* [What you should do] Leaving out the pictures, please retype each record exactly.

* [Source records]
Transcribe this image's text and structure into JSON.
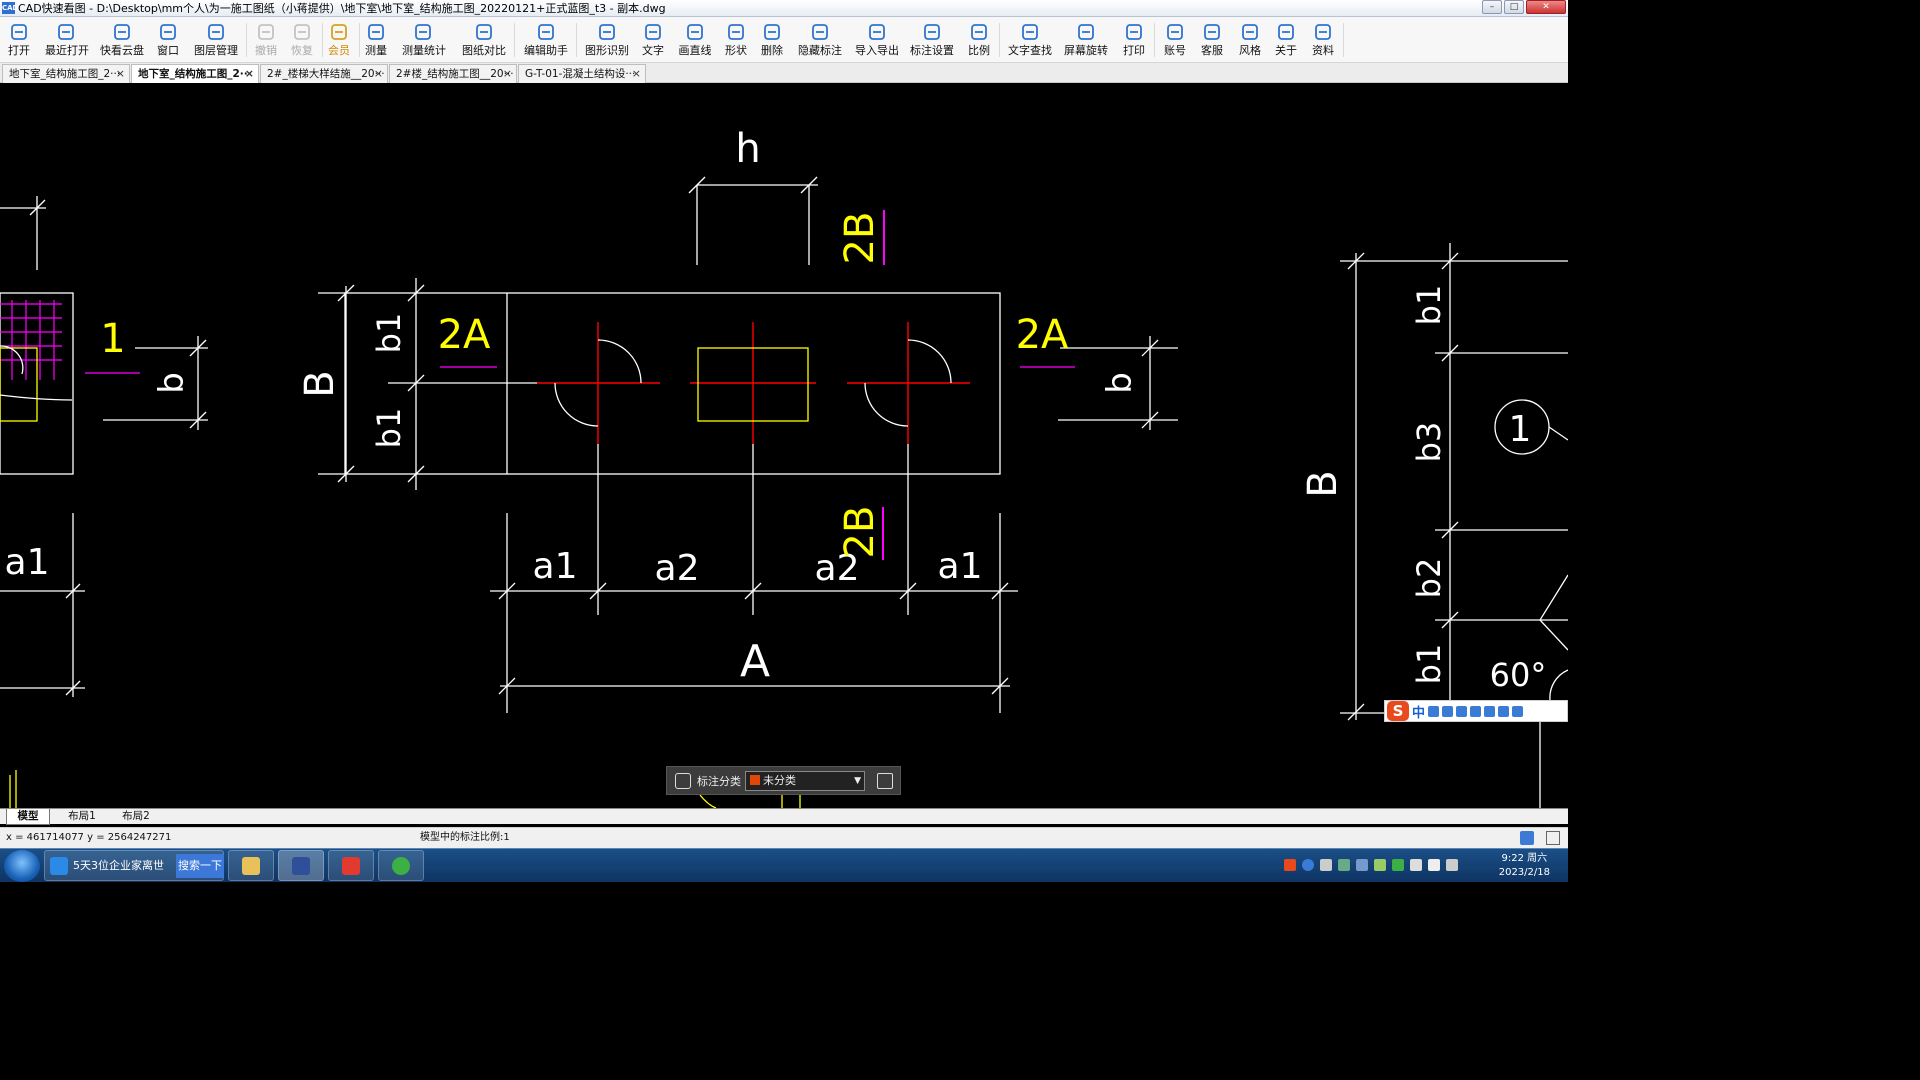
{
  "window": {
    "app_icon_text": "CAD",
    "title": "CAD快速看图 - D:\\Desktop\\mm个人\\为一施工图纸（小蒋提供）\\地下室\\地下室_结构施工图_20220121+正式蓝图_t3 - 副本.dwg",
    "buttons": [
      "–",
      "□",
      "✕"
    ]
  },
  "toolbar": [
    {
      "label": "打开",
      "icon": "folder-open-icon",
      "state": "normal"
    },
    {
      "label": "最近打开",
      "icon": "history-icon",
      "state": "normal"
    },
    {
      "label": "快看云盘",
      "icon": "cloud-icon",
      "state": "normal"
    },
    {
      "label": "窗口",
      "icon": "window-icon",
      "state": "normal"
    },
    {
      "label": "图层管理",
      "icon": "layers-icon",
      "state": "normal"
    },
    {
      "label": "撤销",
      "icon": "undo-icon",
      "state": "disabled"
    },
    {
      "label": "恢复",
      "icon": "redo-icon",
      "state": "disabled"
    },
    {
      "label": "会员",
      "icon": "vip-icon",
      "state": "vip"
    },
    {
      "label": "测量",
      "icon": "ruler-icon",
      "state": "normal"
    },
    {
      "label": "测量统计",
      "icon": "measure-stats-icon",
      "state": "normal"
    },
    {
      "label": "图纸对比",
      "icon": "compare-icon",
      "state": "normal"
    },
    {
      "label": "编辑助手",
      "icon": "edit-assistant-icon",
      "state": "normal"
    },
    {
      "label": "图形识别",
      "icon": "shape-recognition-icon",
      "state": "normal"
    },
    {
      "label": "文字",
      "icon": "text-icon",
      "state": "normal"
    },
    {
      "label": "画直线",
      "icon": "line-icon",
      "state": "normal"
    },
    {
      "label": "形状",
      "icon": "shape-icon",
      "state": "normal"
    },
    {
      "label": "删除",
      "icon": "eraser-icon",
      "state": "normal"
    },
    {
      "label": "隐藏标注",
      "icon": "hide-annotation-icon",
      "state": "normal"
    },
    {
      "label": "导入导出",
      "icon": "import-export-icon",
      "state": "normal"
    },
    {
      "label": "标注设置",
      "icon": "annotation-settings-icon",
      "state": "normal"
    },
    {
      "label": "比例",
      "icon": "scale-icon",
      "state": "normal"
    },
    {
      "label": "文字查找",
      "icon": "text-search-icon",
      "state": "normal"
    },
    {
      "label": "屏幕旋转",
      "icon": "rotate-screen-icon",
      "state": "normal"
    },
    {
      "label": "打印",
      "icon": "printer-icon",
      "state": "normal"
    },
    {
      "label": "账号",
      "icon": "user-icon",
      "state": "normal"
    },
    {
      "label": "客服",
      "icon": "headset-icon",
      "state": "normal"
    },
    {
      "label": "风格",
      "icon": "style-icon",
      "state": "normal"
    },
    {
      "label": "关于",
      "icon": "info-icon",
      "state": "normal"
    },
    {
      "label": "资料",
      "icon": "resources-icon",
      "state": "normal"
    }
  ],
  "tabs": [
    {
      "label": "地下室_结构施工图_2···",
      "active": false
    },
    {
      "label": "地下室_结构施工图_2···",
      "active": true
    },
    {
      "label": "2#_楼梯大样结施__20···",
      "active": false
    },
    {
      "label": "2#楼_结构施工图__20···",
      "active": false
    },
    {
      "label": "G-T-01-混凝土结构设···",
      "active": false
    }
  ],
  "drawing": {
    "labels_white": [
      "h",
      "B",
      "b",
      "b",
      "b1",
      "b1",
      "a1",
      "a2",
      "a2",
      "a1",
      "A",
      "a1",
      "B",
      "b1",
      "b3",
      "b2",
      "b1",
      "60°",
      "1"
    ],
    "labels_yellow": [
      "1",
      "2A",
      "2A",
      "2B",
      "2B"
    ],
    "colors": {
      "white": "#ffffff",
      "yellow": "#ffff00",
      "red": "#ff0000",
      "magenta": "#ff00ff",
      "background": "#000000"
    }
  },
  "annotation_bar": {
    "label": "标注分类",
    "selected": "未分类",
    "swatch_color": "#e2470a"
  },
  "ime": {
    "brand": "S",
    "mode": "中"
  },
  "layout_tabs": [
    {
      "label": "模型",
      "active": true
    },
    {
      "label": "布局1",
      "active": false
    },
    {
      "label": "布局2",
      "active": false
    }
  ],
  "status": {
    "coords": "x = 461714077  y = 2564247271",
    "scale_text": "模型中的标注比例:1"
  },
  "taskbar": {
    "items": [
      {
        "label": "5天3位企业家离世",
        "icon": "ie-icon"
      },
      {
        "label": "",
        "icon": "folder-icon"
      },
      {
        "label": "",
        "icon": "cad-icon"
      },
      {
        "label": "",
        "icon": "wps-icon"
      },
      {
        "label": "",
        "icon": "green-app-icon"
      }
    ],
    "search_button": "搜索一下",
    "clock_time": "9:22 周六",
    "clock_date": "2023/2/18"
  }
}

* [Exercise solution]
Transcribe this image's text and structure into JSON.
{
  "window": {
    "app_icon_text": "CAD",
    "title": "CAD快速看图 - D:\\Desktop\\mm个人\\为一施工图纸（小蒋提供）\\地下室\\地下室_结构施工图_20220121+正式蓝图_t3 - 副本.dwg",
    "buttons": [
      "–",
      "□",
      "✕"
    ]
  },
  "toolbar": [
    {
      "label": "打开",
      "icon": "folder-open-icon",
      "state": "normal"
    },
    {
      "label": "最近打开",
      "icon": "history-icon",
      "state": "normal"
    },
    {
      "label": "快看云盘",
      "icon": "cloud-icon",
      "state": "normal"
    },
    {
      "label": "窗口",
      "icon": "window-icon",
      "state": "normal"
    },
    {
      "label": "图层管理",
      "icon": "layers-icon",
      "state": "normal"
    },
    {
      "label": "撤销",
      "icon": "undo-icon",
      "state": "disabled"
    },
    {
      "label": "恢复",
      "icon": "redo-icon",
      "state": "disabled"
    },
    {
      "label": "会员",
      "icon": "vip-icon",
      "state": "vip"
    },
    {
      "label": "测量",
      "icon": "ruler-icon",
      "state": "normal"
    },
    {
      "label": "测量统计",
      "icon": "measure-stats-icon",
      "state": "normal"
    },
    {
      "label": "图纸对比",
      "icon": "compare-icon",
      "state": "normal"
    },
    {
      "label": "编辑助手",
      "icon": "edit-assistant-icon",
      "state": "normal"
    },
    {
      "label": "图形识别",
      "icon": "shape-recognition-icon",
      "state": "normal"
    },
    {
      "label": "文字",
      "icon": "text-icon",
      "state": "normal"
    },
    {
      "label": "画直线",
      "icon": "line-icon",
      "state": "normal"
    },
    {
      "label": "形状",
      "icon": "shape-icon",
      "state": "normal"
    },
    {
      "label": "删除",
      "icon": "eraser-icon",
      "state": "normal"
    },
    {
      "label": "隐藏标注",
      "icon": "hide-annotation-icon",
      "state": "normal"
    },
    {
      "label": "导入导出",
      "icon": "import-export-icon",
      "state": "normal"
    },
    {
      "label": "标注设置",
      "icon": "annotation-settings-icon",
      "state": "normal"
    },
    {
      "label": "比例",
      "icon": "scale-icon",
      "state": "normal"
    },
    {
      "label": "文字查找",
      "icon": "text-search-icon",
      "state": "normal"
    },
    {
      "label": "屏幕旋转",
      "icon": "rotate-screen-icon",
      "state": "normal"
    },
    {
      "label": "打印",
      "icon": "printer-icon",
      "state": "normal"
    },
    {
      "label": "账号",
      "icon": "user-icon",
      "state": "normal"
    },
    {
      "label": "客服",
      "icon": "headset-icon",
      "state": "normal"
    },
    {
      "label": "风格",
      "icon": "style-icon",
      "state": "normal"
    },
    {
      "label": "关于",
      "icon": "info-icon",
      "state": "normal"
    },
    {
      "label": "资料",
      "icon": "resources-icon",
      "state": "normal"
    }
  ],
  "tabs": [
    {
      "label": "地下室_结构施工图_2···",
      "active": false
    },
    {
      "label": "地下室_结构施工图_2···",
      "active": true
    },
    {
      "label": "2#_楼梯大样结施__20···",
      "active": false
    },
    {
      "label": "2#楼_结构施工图__20···",
      "active": false
    },
    {
      "label": "G-T-01-混凝土结构设···",
      "active": false
    }
  ],
  "drawing": {
    "labels_white": [
      "h",
      "B",
      "b",
      "b",
      "b1",
      "b1",
      "a1",
      "a2",
      "a2",
      "a1",
      "A",
      "a1",
      "B",
      "b1",
      "b3",
      "b2",
      "b1",
      "60°",
      "1"
    ],
    "labels_yellow": [
      "1",
      "2A",
      "2A",
      "2B",
      "2B"
    ],
    "colors": {
      "white": "#ffffff",
      "yellow": "#ffff00",
      "red": "#ff0000",
      "magenta": "#ff00ff",
      "background": "#000000"
    }
  },
  "annotation_bar": {
    "label": "标注分类",
    "selected": "未分类",
    "swatch_color": "#e2470a"
  },
  "ime": {
    "brand": "S",
    "mode": "中"
  },
  "layout_tabs": [
    {
      "label": "模型",
      "active": true
    },
    {
      "label": "布局1",
      "active": false
    },
    {
      "label": "布局2",
      "active": false
    }
  ],
  "status": {
    "coords": "x = 461714077  y = 2564247271",
    "scale_text": "模型中的标注比例:1"
  },
  "taskbar": {
    "items": [
      {
        "label": "5天3位企业家离世",
        "icon": "ie-icon"
      },
      {
        "label": "",
        "icon": "folder-icon"
      },
      {
        "label": "",
        "icon": "cad-icon"
      },
      {
        "label": "",
        "icon": "wps-icon"
      },
      {
        "label": "",
        "icon": "green-app-icon"
      }
    ],
    "search_button": "搜索一下",
    "clock_time": "9:22 周六",
    "clock_date": "2023/2/18"
  }
}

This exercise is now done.